══ Supplied data

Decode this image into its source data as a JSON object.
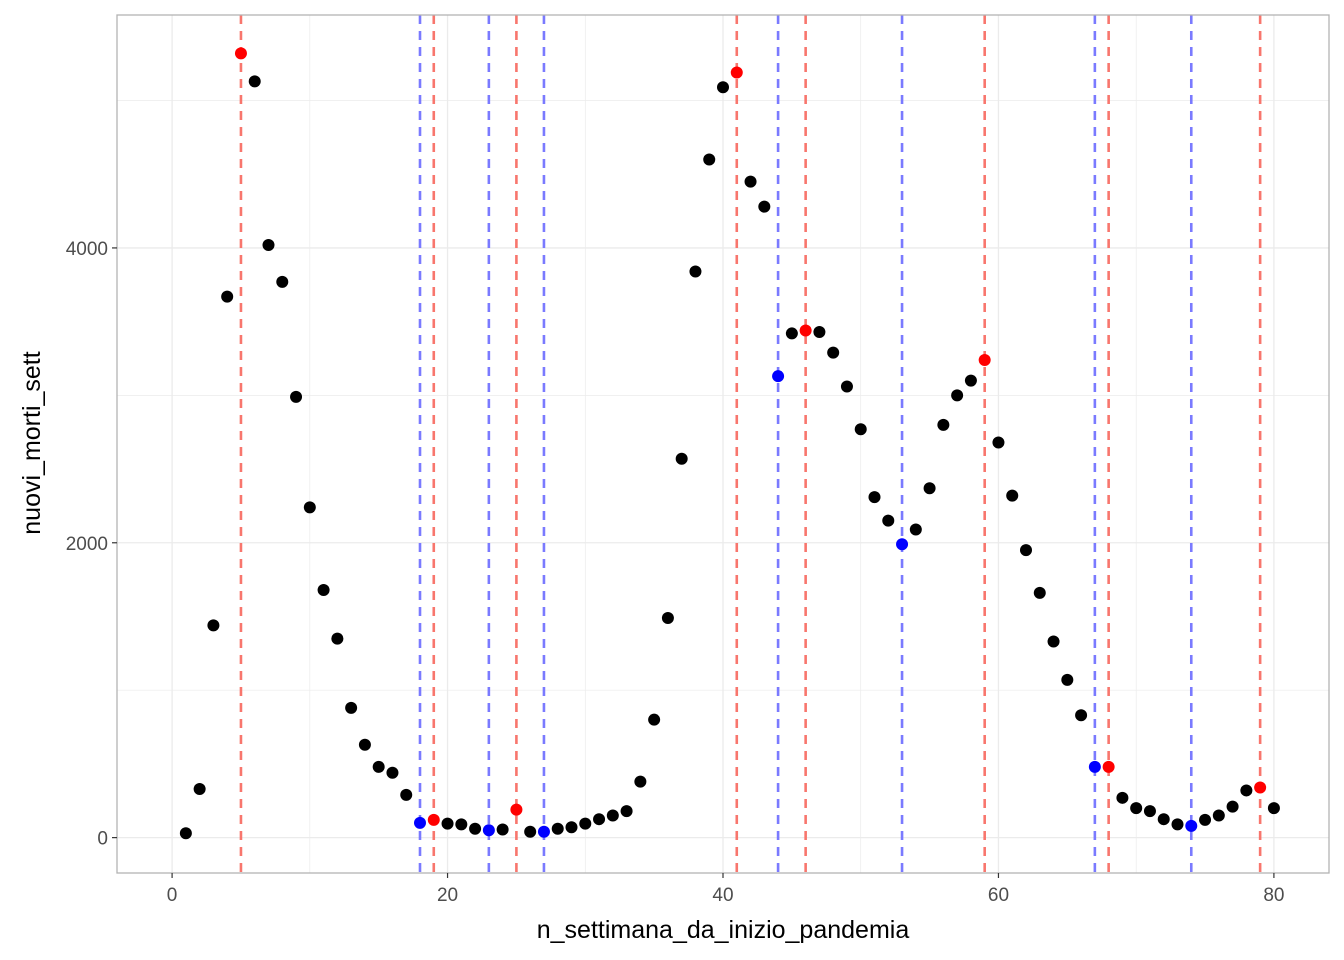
{
  "chart_data": {
    "type": "scatter",
    "title": "",
    "xlabel": "n_settimana_da_inizio_pandemia",
    "ylabel": "nuovi_morti_sett",
    "xlim": [
      -4,
      84
    ],
    "ylim": [
      -240,
      5580
    ],
    "x_ticks": [
      0,
      20,
      40,
      60,
      80
    ],
    "y_ticks": [
      0,
      2000,
      4000
    ],
    "grid": true,
    "legend": "none",
    "colors": {
      "normal": "#000000",
      "peak": "#ff0000",
      "trough": "#0000ff",
      "peak_line": "#f8766d",
      "trough_line": "#7a7aff",
      "grid": "#ebebeb",
      "panel_border": "#b3b3b3"
    },
    "points": [
      {
        "x": 1,
        "y": 30,
        "kind": "normal"
      },
      {
        "x": 2,
        "y": 330,
        "kind": "normal"
      },
      {
        "x": 3,
        "y": 1440,
        "kind": "normal"
      },
      {
        "x": 4,
        "y": 3670,
        "kind": "normal"
      },
      {
        "x": 5,
        "y": 5320,
        "kind": "peak"
      },
      {
        "x": 6,
        "y": 5130,
        "kind": "normal"
      },
      {
        "x": 7,
        "y": 4020,
        "kind": "normal"
      },
      {
        "x": 8,
        "y": 3770,
        "kind": "normal"
      },
      {
        "x": 9,
        "y": 2990,
        "kind": "normal"
      },
      {
        "x": 10,
        "y": 2240,
        "kind": "normal"
      },
      {
        "x": 11,
        "y": 1680,
        "kind": "normal"
      },
      {
        "x": 12,
        "y": 1350,
        "kind": "normal"
      },
      {
        "x": 13,
        "y": 880,
        "kind": "normal"
      },
      {
        "x": 14,
        "y": 630,
        "kind": "normal"
      },
      {
        "x": 15,
        "y": 480,
        "kind": "normal"
      },
      {
        "x": 16,
        "y": 440,
        "kind": "normal"
      },
      {
        "x": 17,
        "y": 290,
        "kind": "normal"
      },
      {
        "x": 18,
        "y": 100,
        "kind": "trough"
      },
      {
        "x": 19,
        "y": 120,
        "kind": "peak"
      },
      {
        "x": 20,
        "y": 95,
        "kind": "normal"
      },
      {
        "x": 21,
        "y": 90,
        "kind": "normal"
      },
      {
        "x": 22,
        "y": 60,
        "kind": "normal"
      },
      {
        "x": 23,
        "y": 50,
        "kind": "trough"
      },
      {
        "x": 24,
        "y": 55,
        "kind": "normal"
      },
      {
        "x": 25,
        "y": 190,
        "kind": "peak"
      },
      {
        "x": 26,
        "y": 40,
        "kind": "normal"
      },
      {
        "x": 27,
        "y": 40,
        "kind": "trough"
      },
      {
        "x": 28,
        "y": 60,
        "kind": "normal"
      },
      {
        "x": 29,
        "y": 70,
        "kind": "normal"
      },
      {
        "x": 30,
        "y": 95,
        "kind": "normal"
      },
      {
        "x": 31,
        "y": 125,
        "kind": "normal"
      },
      {
        "x": 32,
        "y": 150,
        "kind": "normal"
      },
      {
        "x": 33,
        "y": 180,
        "kind": "normal"
      },
      {
        "x": 34,
        "y": 380,
        "kind": "normal"
      },
      {
        "x": 35,
        "y": 800,
        "kind": "normal"
      },
      {
        "x": 36,
        "y": 1490,
        "kind": "normal"
      },
      {
        "x": 37,
        "y": 2570,
        "kind": "normal"
      },
      {
        "x": 38,
        "y": 3840,
        "kind": "normal"
      },
      {
        "x": 39,
        "y": 4600,
        "kind": "normal"
      },
      {
        "x": 40,
        "y": 5090,
        "kind": "normal"
      },
      {
        "x": 41,
        "y": 5190,
        "kind": "peak"
      },
      {
        "x": 42,
        "y": 4450,
        "kind": "normal"
      },
      {
        "x": 43,
        "y": 4280,
        "kind": "normal"
      },
      {
        "x": 44,
        "y": 3130,
        "kind": "trough"
      },
      {
        "x": 45,
        "y": 3420,
        "kind": "normal"
      },
      {
        "x": 46,
        "y": 3440,
        "kind": "peak"
      },
      {
        "x": 47,
        "y": 3430,
        "kind": "normal"
      },
      {
        "x": 48,
        "y": 3290,
        "kind": "normal"
      },
      {
        "x": 49,
        "y": 3060,
        "kind": "normal"
      },
      {
        "x": 50,
        "y": 2770,
        "kind": "normal"
      },
      {
        "x": 51,
        "y": 2310,
        "kind": "normal"
      },
      {
        "x": 52,
        "y": 2150,
        "kind": "normal"
      },
      {
        "x": 53,
        "y": 1990,
        "kind": "trough"
      },
      {
        "x": 54,
        "y": 2090,
        "kind": "normal"
      },
      {
        "x": 55,
        "y": 2370,
        "kind": "normal"
      },
      {
        "x": 56,
        "y": 2800,
        "kind": "normal"
      },
      {
        "x": 57,
        "y": 3000,
        "kind": "normal"
      },
      {
        "x": 58,
        "y": 3100,
        "kind": "normal"
      },
      {
        "x": 59,
        "y": 3240,
        "kind": "peak"
      },
      {
        "x": 60,
        "y": 2680,
        "kind": "normal"
      },
      {
        "x": 61,
        "y": 2320,
        "kind": "normal"
      },
      {
        "x": 62,
        "y": 1950,
        "kind": "normal"
      },
      {
        "x": 63,
        "y": 1660,
        "kind": "normal"
      },
      {
        "x": 64,
        "y": 1330,
        "kind": "normal"
      },
      {
        "x": 65,
        "y": 1070,
        "kind": "normal"
      },
      {
        "x": 66,
        "y": 830,
        "kind": "normal"
      },
      {
        "x": 67,
        "y": 480,
        "kind": "trough"
      },
      {
        "x": 68,
        "y": 480,
        "kind": "peak"
      },
      {
        "x": 69,
        "y": 270,
        "kind": "normal"
      },
      {
        "x": 70,
        "y": 200,
        "kind": "normal"
      },
      {
        "x": 71,
        "y": 180,
        "kind": "normal"
      },
      {
        "x": 72,
        "y": 125,
        "kind": "normal"
      },
      {
        "x": 73,
        "y": 90,
        "kind": "normal"
      },
      {
        "x": 74,
        "y": 80,
        "kind": "trough"
      },
      {
        "x": 75,
        "y": 120,
        "kind": "normal"
      },
      {
        "x": 76,
        "y": 150,
        "kind": "normal"
      },
      {
        "x": 77,
        "y": 210,
        "kind": "normal"
      },
      {
        "x": 78,
        "y": 320,
        "kind": "normal"
      },
      {
        "x": 79,
        "y": 340,
        "kind": "peak"
      },
      {
        "x": 80,
        "y": 200,
        "kind": "normal"
      }
    ],
    "vlines": [
      {
        "x": 5,
        "kind": "peak"
      },
      {
        "x": 18,
        "kind": "trough"
      },
      {
        "x": 19,
        "kind": "peak"
      },
      {
        "x": 23,
        "kind": "trough"
      },
      {
        "x": 25,
        "kind": "peak"
      },
      {
        "x": 27,
        "kind": "trough"
      },
      {
        "x": 41,
        "kind": "peak"
      },
      {
        "x": 44,
        "kind": "trough"
      },
      {
        "x": 46,
        "kind": "peak"
      },
      {
        "x": 53,
        "kind": "trough"
      },
      {
        "x": 59,
        "kind": "peak"
      },
      {
        "x": 67,
        "kind": "trough"
      },
      {
        "x": 68,
        "kind": "peak"
      },
      {
        "x": 74,
        "kind": "trough"
      },
      {
        "x": 79,
        "kind": "peak"
      }
    ]
  }
}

════

■ Problem to solve
Reproduce each line of the records exactly, and omit every picture.

■ Correct answer
Decode this image into its source data as a JSON object.
{
  "chart_data": {
    "type": "scatter",
    "title": "",
    "xlabel": "n_settimana_da_inizio_pandemia",
    "ylabel": "nuovi_morti_sett",
    "xlim": [
      -4,
      84
    ],
    "ylim": [
      -240,
      5580
    ],
    "x_ticks": [
      0,
      20,
      40,
      60,
      80
    ],
    "y_ticks": [
      0,
      2000,
      4000
    ],
    "grid": true,
    "legend": "none",
    "colors": {
      "normal": "#000000",
      "peak": "#ff0000",
      "trough": "#0000ff",
      "peak_line": "#f8766d",
      "trough_line": "#7a7aff",
      "grid": "#ebebeb",
      "panel_border": "#b3b3b3"
    },
    "points": [
      {
        "x": 1,
        "y": 30,
        "kind": "normal"
      },
      {
        "x": 2,
        "y": 330,
        "kind": "normal"
      },
      {
        "x": 3,
        "y": 1440,
        "kind": "normal"
      },
      {
        "x": 4,
        "y": 3670,
        "kind": "normal"
      },
      {
        "x": 5,
        "y": 5320,
        "kind": "peak"
      },
      {
        "x": 6,
        "y": 5130,
        "kind": "normal"
      },
      {
        "x": 7,
        "y": 4020,
        "kind": "normal"
      },
      {
        "x": 8,
        "y": 3770,
        "kind": "normal"
      },
      {
        "x": 9,
        "y": 2990,
        "kind": "normal"
      },
      {
        "x": 10,
        "y": 2240,
        "kind": "normal"
      },
      {
        "x": 11,
        "y": 1680,
        "kind": "normal"
      },
      {
        "x": 12,
        "y": 1350,
        "kind": "normal"
      },
      {
        "x": 13,
        "y": 880,
        "kind": "normal"
      },
      {
        "x": 14,
        "y": 630,
        "kind": "normal"
      },
      {
        "x": 15,
        "y": 480,
        "kind": "normal"
      },
      {
        "x": 16,
        "y": 440,
        "kind": "normal"
      },
      {
        "x": 17,
        "y": 290,
        "kind": "normal"
      },
      {
        "x": 18,
        "y": 100,
        "kind": "trough"
      },
      {
        "x": 19,
        "y": 120,
        "kind": "peak"
      },
      {
        "x": 20,
        "y": 95,
        "kind": "normal"
      },
      {
        "x": 21,
        "y": 90,
        "kind": "normal"
      },
      {
        "x": 22,
        "y": 60,
        "kind": "normal"
      },
      {
        "x": 23,
        "y": 50,
        "kind": "trough"
      },
      {
        "x": 24,
        "y": 55,
        "kind": "normal"
      },
      {
        "x": 25,
        "y": 190,
        "kind": "peak"
      },
      {
        "x": 26,
        "y": 40,
        "kind": "normal"
      },
      {
        "x": 27,
        "y": 40,
        "kind": "trough"
      },
      {
        "x": 28,
        "y": 60,
        "kind": "normal"
      },
      {
        "x": 29,
        "y": 70,
        "kind": "normal"
      },
      {
        "x": 30,
        "y": 95,
        "kind": "normal"
      },
      {
        "x": 31,
        "y": 125,
        "kind": "normal"
      },
      {
        "x": 32,
        "y": 150,
        "kind": "normal"
      },
      {
        "x": 33,
        "y": 180,
        "kind": "normal"
      },
      {
        "x": 34,
        "y": 380,
        "kind": "normal"
      },
      {
        "x": 35,
        "y": 800,
        "kind": "normal"
      },
      {
        "x": 36,
        "y": 1490,
        "kind": "normal"
      },
      {
        "x": 37,
        "y": 2570,
        "kind": "normal"
      },
      {
        "x": 38,
        "y": 3840,
        "kind": "normal"
      },
      {
        "x": 39,
        "y": 4600,
        "kind": "normal"
      },
      {
        "x": 40,
        "y": 5090,
        "kind": "normal"
      },
      {
        "x": 41,
        "y": 5190,
        "kind": "peak"
      },
      {
        "x": 42,
        "y": 4450,
        "kind": "normal"
      },
      {
        "x": 43,
        "y": 4280,
        "kind": "normal"
      },
      {
        "x": 44,
        "y": 3130,
        "kind": "trough"
      },
      {
        "x": 45,
        "y": 3420,
        "kind": "normal"
      },
      {
        "x": 46,
        "y": 3440,
        "kind": "peak"
      },
      {
        "x": 47,
        "y": 3430,
        "kind": "normal"
      },
      {
        "x": 48,
        "y": 3290,
        "kind": "normal"
      },
      {
        "x": 49,
        "y": 3060,
        "kind": "normal"
      },
      {
        "x": 50,
        "y": 2770,
        "kind": "normal"
      },
      {
        "x": 51,
        "y": 2310,
        "kind": "normal"
      },
      {
        "x": 52,
        "y": 2150,
        "kind": "normal"
      },
      {
        "x": 53,
        "y": 1990,
        "kind": "trough"
      },
      {
        "x": 54,
        "y": 2090,
        "kind": "normal"
      },
      {
        "x": 55,
        "y": 2370,
        "kind": "normal"
      },
      {
        "x": 56,
        "y": 2800,
        "kind": "normal"
      },
      {
        "x": 57,
        "y": 3000,
        "kind": "normal"
      },
      {
        "x": 58,
        "y": 3100,
        "kind": "normal"
      },
      {
        "x": 59,
        "y": 3240,
        "kind": "peak"
      },
      {
        "x": 60,
        "y": 2680,
        "kind": "normal"
      },
      {
        "x": 61,
        "y": 2320,
        "kind": "normal"
      },
      {
        "x": 62,
        "y": 1950,
        "kind": "normal"
      },
      {
        "x": 63,
        "y": 1660,
        "kind": "normal"
      },
      {
        "x": 64,
        "y": 1330,
        "kind": "normal"
      },
      {
        "x": 65,
        "y": 1070,
        "kind": "normal"
      },
      {
        "x": 66,
        "y": 830,
        "kind": "normal"
      },
      {
        "x": 67,
        "y": 480,
        "kind": "trough"
      },
      {
        "x": 68,
        "y": 480,
        "kind": "peak"
      },
      {
        "x": 69,
        "y": 270,
        "kind": "normal"
      },
      {
        "x": 70,
        "y": 200,
        "kind": "normal"
      },
      {
        "x": 71,
        "y": 180,
        "kind": "normal"
      },
      {
        "x": 72,
        "y": 125,
        "kind": "normal"
      },
      {
        "x": 73,
        "y": 90,
        "kind": "normal"
      },
      {
        "x": 74,
        "y": 80,
        "kind": "trough"
      },
      {
        "x": 75,
        "y": 120,
        "kind": "normal"
      },
      {
        "x": 76,
        "y": 150,
        "kind": "normal"
      },
      {
        "x": 77,
        "y": 210,
        "kind": "normal"
      },
      {
        "x": 78,
        "y": 320,
        "kind": "normal"
      },
      {
        "x": 79,
        "y": 340,
        "kind": "peak"
      },
      {
        "x": 80,
        "y": 200,
        "kind": "normal"
      }
    ],
    "vlines": [
      {
        "x": 5,
        "kind": "peak"
      },
      {
        "x": 18,
        "kind": "trough"
      },
      {
        "x": 19,
        "kind": "peak"
      },
      {
        "x": 23,
        "kind": "trough"
      },
      {
        "x": 25,
        "kind": "peak"
      },
      {
        "x": 27,
        "kind": "trough"
      },
      {
        "x": 41,
        "kind": "peak"
      },
      {
        "x": 44,
        "kind": "trough"
      },
      {
        "x": 46,
        "kind": "peak"
      },
      {
        "x": 53,
        "kind": "trough"
      },
      {
        "x": 59,
        "kind": "peak"
      },
      {
        "x": 67,
        "kind": "trough"
      },
      {
        "x": 68,
        "kind": "peak"
      },
      {
        "x": 74,
        "kind": "trough"
      },
      {
        "x": 79,
        "kind": "peak"
      }
    ]
  }
}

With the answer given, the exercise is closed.